Data items
-- -- --

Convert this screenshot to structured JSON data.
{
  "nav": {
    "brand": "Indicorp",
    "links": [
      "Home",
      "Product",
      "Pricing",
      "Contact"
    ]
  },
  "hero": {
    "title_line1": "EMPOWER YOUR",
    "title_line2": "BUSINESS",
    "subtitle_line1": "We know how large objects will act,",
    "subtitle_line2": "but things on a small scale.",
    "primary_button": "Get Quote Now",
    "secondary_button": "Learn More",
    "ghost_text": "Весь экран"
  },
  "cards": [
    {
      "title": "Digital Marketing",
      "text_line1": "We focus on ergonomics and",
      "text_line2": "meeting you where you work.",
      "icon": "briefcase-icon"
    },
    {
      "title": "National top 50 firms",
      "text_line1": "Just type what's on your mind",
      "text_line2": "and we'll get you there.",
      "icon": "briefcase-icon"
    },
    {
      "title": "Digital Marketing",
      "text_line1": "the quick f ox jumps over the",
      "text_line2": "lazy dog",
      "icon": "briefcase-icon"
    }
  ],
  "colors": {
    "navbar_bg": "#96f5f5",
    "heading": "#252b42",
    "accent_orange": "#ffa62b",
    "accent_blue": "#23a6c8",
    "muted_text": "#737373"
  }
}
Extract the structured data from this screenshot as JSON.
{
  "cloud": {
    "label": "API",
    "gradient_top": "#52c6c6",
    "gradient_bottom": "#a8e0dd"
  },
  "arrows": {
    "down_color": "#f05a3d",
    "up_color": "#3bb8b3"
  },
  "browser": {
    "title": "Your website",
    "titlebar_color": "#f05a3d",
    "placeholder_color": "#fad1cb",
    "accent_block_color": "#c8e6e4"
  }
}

-- -- --

● **Problem to solve**: Extract the full listing and reproduce each line exactly.

● **Output for this task**:
Convert this screenshot to structured JSON data.
{
  "nav": {
    "brand": "Indicorp",
    "links": [
      "Home",
      "Product",
      "Pricing",
      "Contact"
    ]
  },
  "hero": {
    "title_line1": "EMPOWER YOUR",
    "title_line2": "BUSINESS",
    "subtitle_line1": "We know how large objects will act,",
    "subtitle_line2": "but things on a small scale.",
    "primary_button": "Get Quote Now",
    "secondary_button": "Learn More",
    "ghost_text": "Весь экран"
  },
  "cards": [
    {
      "title": "Digital Marketing",
      "text_line1": "We focus on ergonomics and",
      "text_line2": "meeting you where you work.",
      "icon": "briefcase-icon"
    },
    {
      "title": "National top 50 firms",
      "text_line1": "Just type what's on your mind",
      "text_line2": "and we'll get you there.",
      "icon": "briefcase-icon"
    },
    {
      "title": "Digital Marketing",
      "text_line1": "the quick f ox jumps over the",
      "text_line2": "lazy dog",
      "icon": "briefcase-icon"
    }
  ],
  "colors": {
    "navbar_bg": "#96f5f5",
    "heading": "#252b42",
    "accent_orange": "#ffa62b",
    "accent_blue": "#23a6c8",
    "muted_text": "#737373"
  }
}
Extract the structured data from this screenshot as JSON.
{
  "cloud": {
    "label": "API",
    "gradient_top": "#52c6c6",
    "gradient_bottom": "#a8e0dd"
  },
  "arrows": {
    "down_color": "#f05a3d",
    "up_color": "#3bb8b3"
  },
  "browser": {
    "title": "Your website",
    "titlebar_color": "#f05a3d",
    "placeholder_color": "#fad1cb",
    "accent_block_color": "#c8e6e4"
  }
}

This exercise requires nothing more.